REQUEST: Transcribe every entry word for word, leaving out all images.

Collection entries:
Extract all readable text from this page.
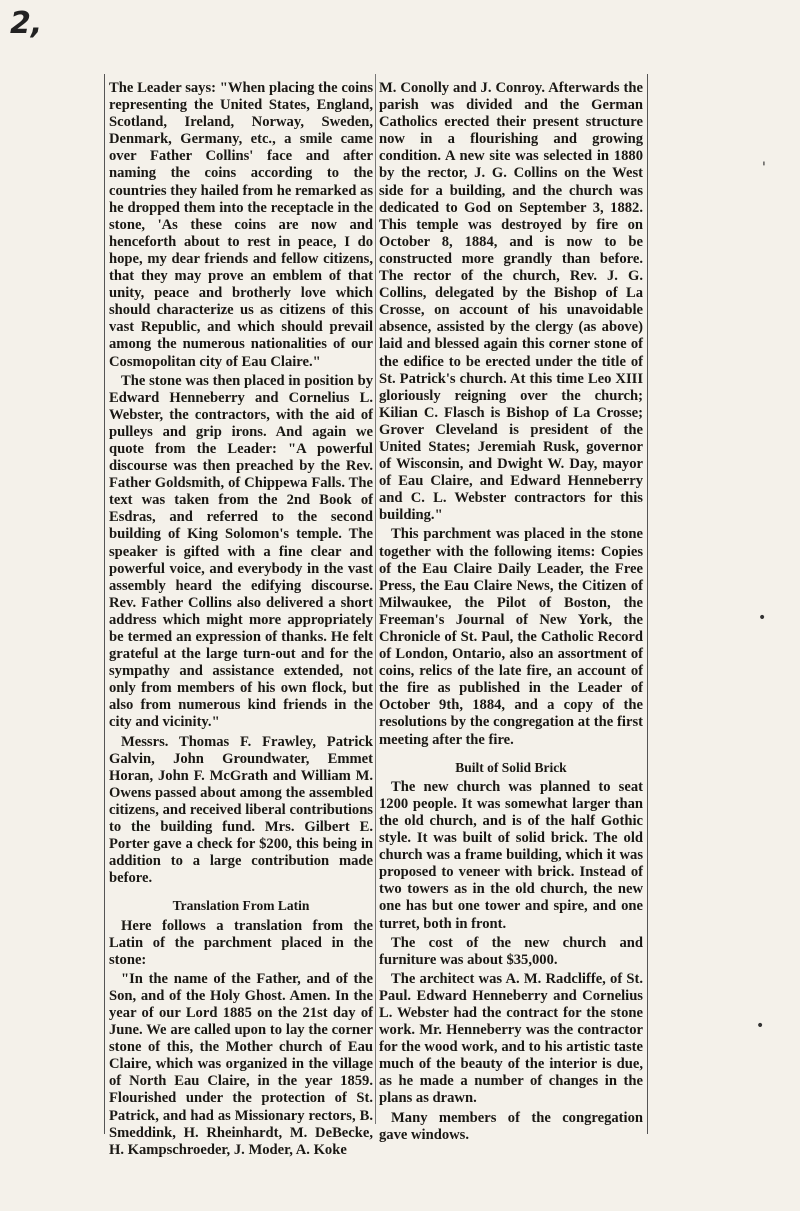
2,

The Leader says: "When placing the coins representing the United States, England, Scotland, Ireland, Norway, Sweden, Denmark, Germany, etc., a smile came over Father Collins' face and after naming the coins according to the countries they hailed from he remarked as he dropped them into the receptacle in the stone, 'As these coins are now and henceforth about to rest in peace, I do hope, my dear friends and fellow citizens, that they may prove an emblem of that unity, peace and brotherly love which should characterize us as citizens of this vast Republic, and which should prevail among the numerous nationalities of our Cosmopolitan city of Eau Claire."

The stone was then placed in position by Edward Henneberry and Cornelius L. Webster, the contractors, with the aid of pulleys and grip irons. And again we quote from the Leader: "A powerful discourse was then preached by the Rev. Father Goldsmith, of Chippewa Falls. The text was taken from the 2nd Book of Esdras, and referred to the second building of King Solomon's temple. The speaker is gifted with a fine clear and powerful voice, and everybody in the vast assembly heard the edifying discourse. Rev. Father Collins also delivered a short address which might more appropriately be termed an expression of thanks. He felt grateful at the large turn-out and for the sympathy and assistance extended, not only from members of his own flock, but also from numerous kind friends in the city and vicinity."

Messrs. Thomas F. Frawley, Patrick Galvin, John Groundwater, Emmet Horan, John F. McGrath and William M. Owens passed about among the assembled citizens, and received liberal contributions to the building fund. Mrs. Gilbert E. Porter gave a check for $200, this being in addition to a large contribution made before.

Translation From Latin

Here follows a translation from the Latin of the parchment placed in the stone:

"In the name of the Father, and of the Son, and of the Holy Ghost. Amen. In the year of our Lord 1885 on the 21st day of June. We are called upon to lay the corner stone of this, the Mother church of Eau Claire, which was organized in the village of North Eau Claire, in the year 1859. Flourished under the protection of St. Patrick, and had as Missionary rectors, B. Smeddink, H. Rheinhardt, M. DeBecke, H. Kampschroeder, J. Moder, A. Koke

M. Conolly and J. Conroy. Afterwards the parish was divided and the German Catholics erected their present structure now in a flourishing and growing condition. A new site was selected in 1880 by the rector, J. G. Collins on the West side for a building, and the church was dedicated to God on September 3, 1882. This temple was destroyed by fire on October 8, 1884, and is now to be constructed more grandly than before. The rector of the church, Rev. J. G. Collins, delegated by the Bishop of La Crosse, on account of his unavoidable absence, assisted by the clergy (as above) laid and blessed again this corner stone of the edifice to be erected under the title of St. Patrick's church. At this time Leo XIII gloriously reigning over the church; Kilian C. Flasch is Bishop of La Crosse; Grover Cleveland is president of the United States; Jeremiah Rusk, governor of Wisconsin, and Dwight W. Day, mayor of Eau Claire, and Edward Henneberry and C. L. Webster contractors for this building."

This parchment was placed in the stone together with the following items: Copies of the Eau Claire Daily Leader, the Free Press, the Eau Claire News, the Citizen of Milwaukee, the Pilot of Boston, the Freeman's Journal of New York, the Chronicle of St. Paul, the Catholic Record of London, Ontario, also an assortment of coins, relics of the late fire, an account of the fire as published in the Leader of October 9th, 1884, and a copy of the resolutions by the congregation at the first meeting after the fire.

Built of Solid Brick

The new church was planned to seat 1200 people. It was somewhat larger than the old church, and is of the half Gothic style. It was built of solid brick. The old church was a frame building, which it was proposed to veneer with brick. Instead of two towers as in the old church, the new one has but one tower and spire, and one turret, both in front.

The cost of the new church and furniture was about $35,000.

The architect was A. M. Radcliffe, of St. Paul. Edward Henneberry and Cornelius L. Webster had the contract for the stone work. Mr. Henneberry was the contractor for the wood work, and to his artistic taste much of the beauty of the interior is due, as he made a number of changes in the plans as drawn.

Many members of the congregation gave windows.

'
•
•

SOLUTION:
Extract all readable text from this page.
2,

The Leader says: "When placing the coins representing the United States, England, Scotland, Ireland, Norway, Sweden, Denmark, Germany, etc., a smile came over Father Collins' face and after naming the coins according to the countries they hailed from he remarked as he dropped them into the receptacle in the stone, 'As these coins are now and henceforth about to rest in peace, I do hope, my dear friends and fellow citizens, that they may prove an emblem of that unity, peace and brotherly love which should characterize us as citizens of this vast Republic, and which should prevail among the numerous nationalities of our Cosmopolitan city of Eau Claire."

The stone was then placed in position by Edward Henneberry and Cornelius L. Webster, the contractors, with the aid of pulleys and grip irons. And again we quote from the Leader: "A powerful discourse was then preached by the Rev. Father Goldsmith, of Chippewa Falls. The text was taken from the 2nd Book of Esdras, and referred to the second building of King Solomon's temple. The speaker is gifted with a fine clear and powerful voice, and everybody in the vast assembly heard the edifying discourse. Rev. Father Collins also delivered a short address which might more appropriately be termed an expression of thanks. He felt grateful at the large turn-out and for the sympathy and assistance extended, not only from members of his own flock, but also from numerous kind friends in the city and vicinity."

Messrs. Thomas F. Frawley, Patrick Galvin, John Groundwater, Emmet Horan, John F. McGrath and William M. Owens passed about among the assembled citizens, and received liberal contributions to the building fund. Mrs. Gilbert E. Porter gave a check for $200, this being in addition to a large contribution made before.

Translation From Latin

Here follows a translation from the Latin of the parchment placed in the stone:

"In the name of the Father, and of the Son, and of the Holy Ghost. Amen. In the year of our Lord 1885 on the 21st day of June. We are called upon to lay the corner stone of this, the Mother church of Eau Claire, which was organized in the village of North Eau Claire, in the year 1859. Flourished under the protection of St. Patrick, and had as Missionary rectors, B. Smeddink, H. Rheinhardt, M. DeBecke, H. Kampschroeder, J. Moder, A. Koke

M. Conolly and J. Conroy. Afterwards the parish was divided and the German Catholics erected their present structure now in a flourishing and growing condition. A new site was selected in 1880 by the rector, J. G. Collins on the West side for a building, and the church was dedicated to God on September 3, 1882. This temple was destroyed by fire on October 8, 1884, and is now to be constructed more grandly than before. The rector of the church, Rev. J. G. Collins, delegated by the Bishop of La Crosse, on account of his unavoidable absence, assisted by the clergy (as above) laid and blessed again this corner stone of the edifice to be erected under the title of St. Patrick's church. At this time Leo XIII gloriously reigning over the church; Kilian C. Flasch is Bishop of La Crosse; Grover Cleveland is president of the United States; Jeremiah Rusk, governor of Wisconsin, and Dwight W. Day, mayor of Eau Claire, and Edward Henneberry and C. L. Webster contractors for this building."

This parchment was placed in the stone together with the following items: Copies of the Eau Claire Daily Leader, the Free Press, the Eau Claire News, the Citizen of Milwaukee, the Pilot of Boston, the Freeman's Journal of New York, the Chronicle of St. Paul, the Catholic Record of London, Ontario, also an assortment of coins, relics of the late fire, an account of the fire as published in the Leader of October 9th, 1884, and a copy of the resolutions by the congregation at the first meeting after the fire.

Built of Solid Brick

The new church was planned to seat 1200 people. It was somewhat larger than the old church, and is of the half Gothic style. It was built of solid brick. The old church was a frame building, which it was proposed to veneer with brick. Instead of two towers as in the old church, the new one has but one tower and spire, and one turret, both in front.

The cost of the new church and furniture was about $35,000.

The architect was A. M. Radcliffe, of St. Paul. Edward Henneberry and Cornelius L. Webster had the contract for the stone work. Mr. Henneberry was the contractor for the wood work, and to his artistic taste much of the beauty of the interior is due, as he made a number of changes in the plans as drawn.

Many members of the congregation gave windows.

'
•
•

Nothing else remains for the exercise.